▶ [Your objective]: Look over the entries that follow and work out how many lines contain "Validar". State the number only.

▶ [Materials provided]:
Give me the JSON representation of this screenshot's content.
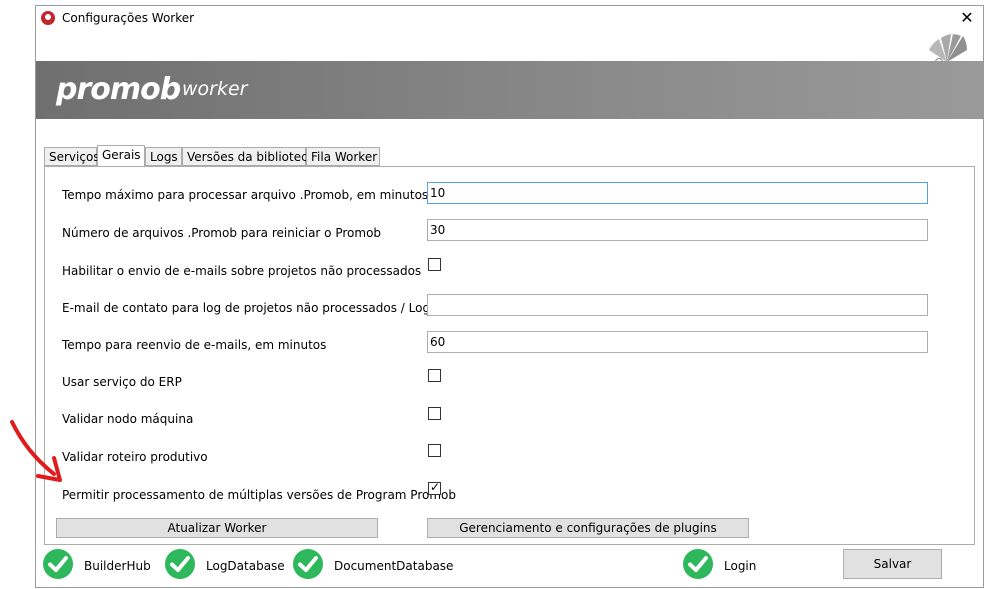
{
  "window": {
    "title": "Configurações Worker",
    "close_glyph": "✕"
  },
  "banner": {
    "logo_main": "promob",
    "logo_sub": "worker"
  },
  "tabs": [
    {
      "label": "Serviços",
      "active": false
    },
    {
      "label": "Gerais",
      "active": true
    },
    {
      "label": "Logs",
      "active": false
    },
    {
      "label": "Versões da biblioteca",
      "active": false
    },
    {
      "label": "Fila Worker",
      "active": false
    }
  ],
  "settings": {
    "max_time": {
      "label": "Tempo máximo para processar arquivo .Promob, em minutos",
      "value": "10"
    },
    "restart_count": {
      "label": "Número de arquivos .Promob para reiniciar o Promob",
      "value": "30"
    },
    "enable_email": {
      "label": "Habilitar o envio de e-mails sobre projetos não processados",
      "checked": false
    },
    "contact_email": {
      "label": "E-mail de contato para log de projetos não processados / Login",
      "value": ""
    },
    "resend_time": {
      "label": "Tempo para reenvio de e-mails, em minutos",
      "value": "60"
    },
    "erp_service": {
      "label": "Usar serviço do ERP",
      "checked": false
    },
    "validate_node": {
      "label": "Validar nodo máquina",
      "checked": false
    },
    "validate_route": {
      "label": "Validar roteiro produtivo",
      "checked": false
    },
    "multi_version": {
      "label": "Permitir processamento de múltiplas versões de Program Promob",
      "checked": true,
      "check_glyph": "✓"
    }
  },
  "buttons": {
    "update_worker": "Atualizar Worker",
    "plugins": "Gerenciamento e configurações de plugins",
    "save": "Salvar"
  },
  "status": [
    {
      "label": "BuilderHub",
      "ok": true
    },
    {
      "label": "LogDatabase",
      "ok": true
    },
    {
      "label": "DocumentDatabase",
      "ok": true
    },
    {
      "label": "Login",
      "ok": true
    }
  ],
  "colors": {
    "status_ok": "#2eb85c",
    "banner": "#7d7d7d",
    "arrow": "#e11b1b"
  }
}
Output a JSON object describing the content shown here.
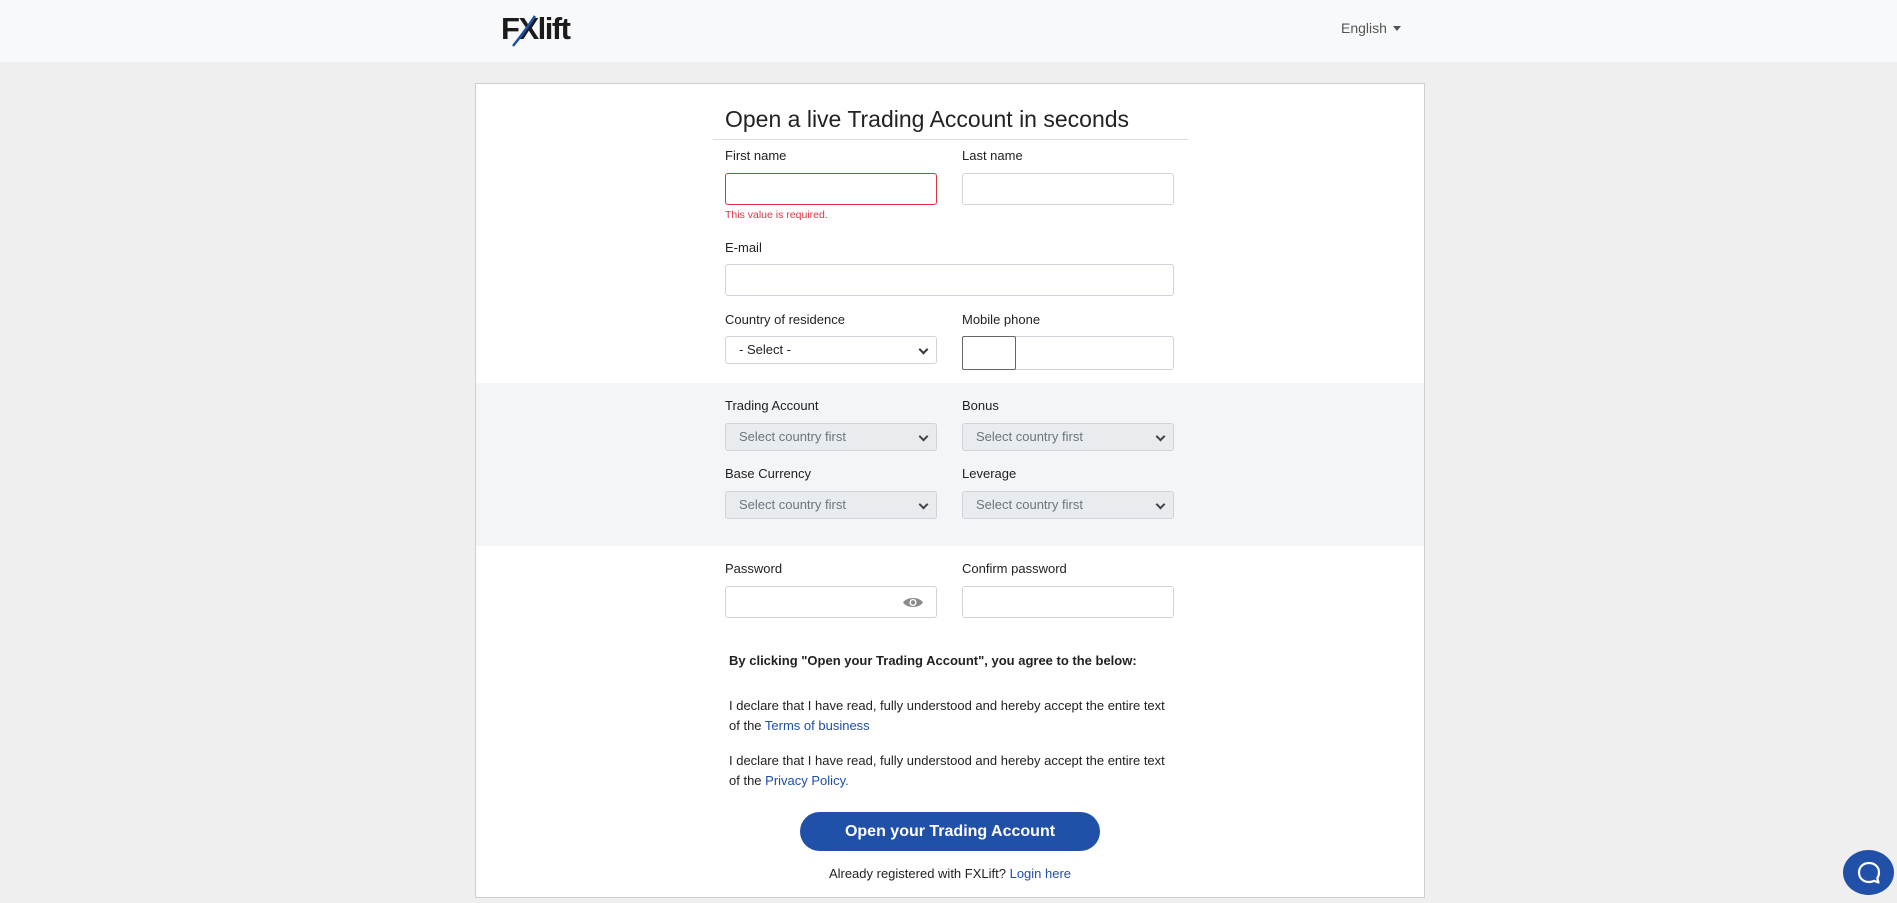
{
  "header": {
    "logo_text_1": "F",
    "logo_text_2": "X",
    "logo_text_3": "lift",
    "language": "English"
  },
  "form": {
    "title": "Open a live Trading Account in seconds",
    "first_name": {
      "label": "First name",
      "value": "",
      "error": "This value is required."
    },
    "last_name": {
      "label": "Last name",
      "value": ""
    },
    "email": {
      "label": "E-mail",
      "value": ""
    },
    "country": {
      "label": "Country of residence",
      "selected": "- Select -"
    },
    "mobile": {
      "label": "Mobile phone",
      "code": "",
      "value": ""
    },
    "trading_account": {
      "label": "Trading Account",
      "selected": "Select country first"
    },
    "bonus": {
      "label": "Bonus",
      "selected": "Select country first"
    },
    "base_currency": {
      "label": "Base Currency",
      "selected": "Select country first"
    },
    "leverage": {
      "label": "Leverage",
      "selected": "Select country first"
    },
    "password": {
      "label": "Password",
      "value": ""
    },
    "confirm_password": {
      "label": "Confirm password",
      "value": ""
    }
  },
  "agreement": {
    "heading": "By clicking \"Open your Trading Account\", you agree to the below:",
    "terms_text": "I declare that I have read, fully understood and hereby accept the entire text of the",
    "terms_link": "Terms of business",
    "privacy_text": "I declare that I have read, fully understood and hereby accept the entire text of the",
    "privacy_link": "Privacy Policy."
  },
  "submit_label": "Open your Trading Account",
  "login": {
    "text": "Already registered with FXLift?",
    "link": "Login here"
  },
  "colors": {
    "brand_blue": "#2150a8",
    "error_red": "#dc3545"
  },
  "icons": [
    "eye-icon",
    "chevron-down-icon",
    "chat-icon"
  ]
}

--

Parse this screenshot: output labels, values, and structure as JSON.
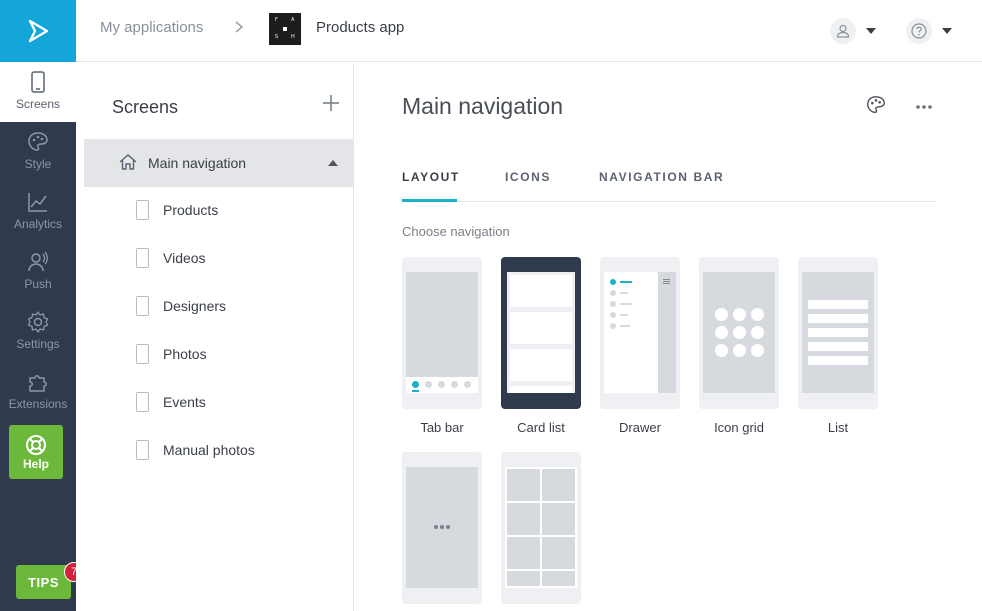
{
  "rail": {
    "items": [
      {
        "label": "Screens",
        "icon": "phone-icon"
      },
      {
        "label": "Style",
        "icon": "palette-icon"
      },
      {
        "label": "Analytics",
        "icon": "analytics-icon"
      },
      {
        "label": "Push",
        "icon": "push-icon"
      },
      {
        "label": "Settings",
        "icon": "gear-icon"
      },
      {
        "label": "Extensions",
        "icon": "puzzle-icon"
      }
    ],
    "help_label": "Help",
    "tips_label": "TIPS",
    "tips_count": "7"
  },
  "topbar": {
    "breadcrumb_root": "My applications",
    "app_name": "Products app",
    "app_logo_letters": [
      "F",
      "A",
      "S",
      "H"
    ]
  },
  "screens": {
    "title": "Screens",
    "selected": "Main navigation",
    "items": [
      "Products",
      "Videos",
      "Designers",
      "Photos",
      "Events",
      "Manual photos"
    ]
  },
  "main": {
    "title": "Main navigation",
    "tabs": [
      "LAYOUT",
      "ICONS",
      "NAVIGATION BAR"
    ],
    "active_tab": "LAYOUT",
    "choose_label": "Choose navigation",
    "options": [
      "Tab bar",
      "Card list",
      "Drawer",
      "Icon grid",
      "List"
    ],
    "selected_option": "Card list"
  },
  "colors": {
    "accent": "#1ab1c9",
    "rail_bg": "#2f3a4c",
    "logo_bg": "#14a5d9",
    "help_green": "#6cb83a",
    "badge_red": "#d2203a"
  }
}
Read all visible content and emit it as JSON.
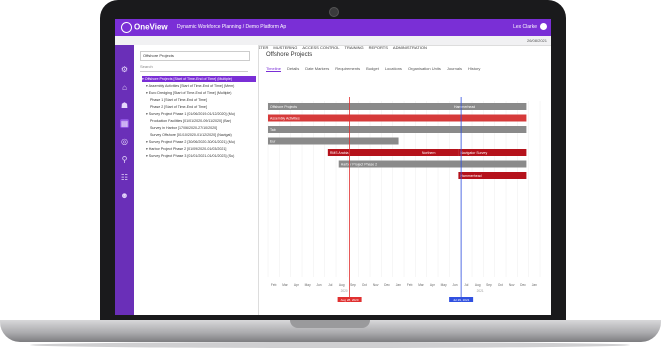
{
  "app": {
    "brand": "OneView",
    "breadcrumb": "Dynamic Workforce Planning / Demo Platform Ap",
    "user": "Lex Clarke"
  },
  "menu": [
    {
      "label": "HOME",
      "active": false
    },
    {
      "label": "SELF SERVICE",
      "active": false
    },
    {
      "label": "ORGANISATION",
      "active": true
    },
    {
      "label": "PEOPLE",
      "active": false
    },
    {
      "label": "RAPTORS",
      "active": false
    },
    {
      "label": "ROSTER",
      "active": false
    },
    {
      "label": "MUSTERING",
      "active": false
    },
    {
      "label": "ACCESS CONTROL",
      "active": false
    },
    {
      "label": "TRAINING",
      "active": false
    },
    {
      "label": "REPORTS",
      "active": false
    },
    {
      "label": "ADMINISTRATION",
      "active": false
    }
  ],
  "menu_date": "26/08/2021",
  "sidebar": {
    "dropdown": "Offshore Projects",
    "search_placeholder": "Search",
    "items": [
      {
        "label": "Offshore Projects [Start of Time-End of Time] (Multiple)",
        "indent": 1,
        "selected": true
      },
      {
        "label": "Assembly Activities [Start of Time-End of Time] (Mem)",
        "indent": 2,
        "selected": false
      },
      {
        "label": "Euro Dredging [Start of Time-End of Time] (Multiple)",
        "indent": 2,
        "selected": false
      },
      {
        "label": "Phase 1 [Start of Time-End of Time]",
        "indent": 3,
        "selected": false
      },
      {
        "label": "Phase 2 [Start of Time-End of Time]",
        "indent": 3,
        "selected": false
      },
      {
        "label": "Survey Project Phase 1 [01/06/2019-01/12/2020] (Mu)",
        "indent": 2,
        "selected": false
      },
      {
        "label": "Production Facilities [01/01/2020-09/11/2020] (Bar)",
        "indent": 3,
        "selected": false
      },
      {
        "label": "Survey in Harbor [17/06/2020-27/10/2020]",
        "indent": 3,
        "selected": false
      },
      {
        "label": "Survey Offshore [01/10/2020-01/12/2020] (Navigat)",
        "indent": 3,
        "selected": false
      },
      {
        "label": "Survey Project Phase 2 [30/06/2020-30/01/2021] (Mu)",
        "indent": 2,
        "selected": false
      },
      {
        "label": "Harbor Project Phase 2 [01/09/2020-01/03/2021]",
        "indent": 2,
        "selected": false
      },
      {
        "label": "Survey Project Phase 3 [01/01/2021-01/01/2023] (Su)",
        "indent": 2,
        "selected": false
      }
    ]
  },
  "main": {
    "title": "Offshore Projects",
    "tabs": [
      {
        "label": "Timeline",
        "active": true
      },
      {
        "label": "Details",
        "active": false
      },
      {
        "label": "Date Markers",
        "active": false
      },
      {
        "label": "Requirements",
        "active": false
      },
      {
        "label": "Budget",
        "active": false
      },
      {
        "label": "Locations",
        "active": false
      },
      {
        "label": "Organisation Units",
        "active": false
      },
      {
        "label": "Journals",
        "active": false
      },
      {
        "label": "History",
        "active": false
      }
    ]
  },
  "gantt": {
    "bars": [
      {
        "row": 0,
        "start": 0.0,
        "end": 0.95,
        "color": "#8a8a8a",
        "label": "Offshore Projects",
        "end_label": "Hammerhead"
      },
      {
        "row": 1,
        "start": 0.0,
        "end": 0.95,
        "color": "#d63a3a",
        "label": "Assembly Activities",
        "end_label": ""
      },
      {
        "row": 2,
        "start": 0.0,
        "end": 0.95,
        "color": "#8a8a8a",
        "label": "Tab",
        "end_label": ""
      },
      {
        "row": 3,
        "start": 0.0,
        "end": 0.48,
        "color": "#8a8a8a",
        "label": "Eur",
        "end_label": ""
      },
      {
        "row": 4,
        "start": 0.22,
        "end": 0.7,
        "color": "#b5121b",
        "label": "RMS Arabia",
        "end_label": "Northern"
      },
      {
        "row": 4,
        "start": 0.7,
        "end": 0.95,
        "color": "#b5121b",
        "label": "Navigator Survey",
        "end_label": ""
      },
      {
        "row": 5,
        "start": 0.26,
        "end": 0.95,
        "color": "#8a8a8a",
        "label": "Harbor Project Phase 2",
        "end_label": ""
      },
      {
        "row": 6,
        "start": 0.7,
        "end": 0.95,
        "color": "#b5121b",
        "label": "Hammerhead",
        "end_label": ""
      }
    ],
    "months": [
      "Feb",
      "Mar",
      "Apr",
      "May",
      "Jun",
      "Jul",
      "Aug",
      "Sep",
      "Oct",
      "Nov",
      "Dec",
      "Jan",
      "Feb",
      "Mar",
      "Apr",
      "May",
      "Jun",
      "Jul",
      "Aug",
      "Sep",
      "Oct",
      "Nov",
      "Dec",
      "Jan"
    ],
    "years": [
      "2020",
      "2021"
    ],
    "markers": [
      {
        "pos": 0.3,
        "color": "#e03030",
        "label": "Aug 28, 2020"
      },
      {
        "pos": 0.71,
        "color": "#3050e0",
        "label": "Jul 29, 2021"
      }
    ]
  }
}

▶ [Correct answer]: 2